(Task description):
Scan the data. Collect each line that contains the word "Month".

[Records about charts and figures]
○ ○ ○

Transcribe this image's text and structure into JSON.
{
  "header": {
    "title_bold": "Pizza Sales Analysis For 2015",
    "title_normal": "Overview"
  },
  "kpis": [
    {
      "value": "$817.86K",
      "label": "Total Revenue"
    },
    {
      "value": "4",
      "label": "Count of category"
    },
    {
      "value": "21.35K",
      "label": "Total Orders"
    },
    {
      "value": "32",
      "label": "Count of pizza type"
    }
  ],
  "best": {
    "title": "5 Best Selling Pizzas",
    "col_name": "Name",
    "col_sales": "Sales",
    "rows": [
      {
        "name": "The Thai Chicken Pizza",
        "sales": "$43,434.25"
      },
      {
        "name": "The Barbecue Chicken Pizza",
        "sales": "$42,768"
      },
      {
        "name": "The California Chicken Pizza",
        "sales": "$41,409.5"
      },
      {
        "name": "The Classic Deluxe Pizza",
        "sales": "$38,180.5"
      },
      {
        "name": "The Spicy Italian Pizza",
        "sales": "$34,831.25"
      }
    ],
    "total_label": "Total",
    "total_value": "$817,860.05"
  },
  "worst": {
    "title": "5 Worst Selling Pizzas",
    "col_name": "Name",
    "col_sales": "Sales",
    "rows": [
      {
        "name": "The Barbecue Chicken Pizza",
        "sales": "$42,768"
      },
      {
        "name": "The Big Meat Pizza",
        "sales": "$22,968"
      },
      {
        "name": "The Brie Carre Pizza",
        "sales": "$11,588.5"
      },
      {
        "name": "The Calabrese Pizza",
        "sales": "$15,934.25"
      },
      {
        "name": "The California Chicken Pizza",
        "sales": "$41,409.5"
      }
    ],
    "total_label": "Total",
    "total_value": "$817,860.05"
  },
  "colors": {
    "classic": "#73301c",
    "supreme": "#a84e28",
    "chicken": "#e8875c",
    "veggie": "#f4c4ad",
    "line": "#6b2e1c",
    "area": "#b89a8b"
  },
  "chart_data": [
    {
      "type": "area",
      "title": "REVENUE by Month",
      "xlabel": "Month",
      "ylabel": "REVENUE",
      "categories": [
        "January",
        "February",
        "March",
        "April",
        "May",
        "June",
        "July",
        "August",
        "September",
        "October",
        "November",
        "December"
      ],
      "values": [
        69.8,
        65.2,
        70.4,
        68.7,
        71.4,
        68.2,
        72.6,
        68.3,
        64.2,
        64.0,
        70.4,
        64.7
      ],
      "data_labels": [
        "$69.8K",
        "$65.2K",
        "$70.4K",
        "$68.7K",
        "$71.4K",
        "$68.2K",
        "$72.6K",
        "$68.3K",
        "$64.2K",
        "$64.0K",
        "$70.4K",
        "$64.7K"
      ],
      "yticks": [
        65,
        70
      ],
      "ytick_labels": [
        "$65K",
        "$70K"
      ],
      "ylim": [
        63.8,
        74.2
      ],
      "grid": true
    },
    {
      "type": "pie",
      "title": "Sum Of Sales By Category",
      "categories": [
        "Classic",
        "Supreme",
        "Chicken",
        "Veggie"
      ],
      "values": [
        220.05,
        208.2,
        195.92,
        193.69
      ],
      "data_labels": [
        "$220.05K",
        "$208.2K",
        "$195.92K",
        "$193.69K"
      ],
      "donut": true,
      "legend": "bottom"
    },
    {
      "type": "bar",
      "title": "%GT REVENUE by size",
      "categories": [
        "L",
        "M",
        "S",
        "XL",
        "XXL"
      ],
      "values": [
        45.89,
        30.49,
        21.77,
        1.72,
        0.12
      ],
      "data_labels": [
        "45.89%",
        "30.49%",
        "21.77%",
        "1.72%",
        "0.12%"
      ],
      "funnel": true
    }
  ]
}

○ ○ ○

(Written solution):
      "title": "REVENUE by Month",
      "xlabel": "Month",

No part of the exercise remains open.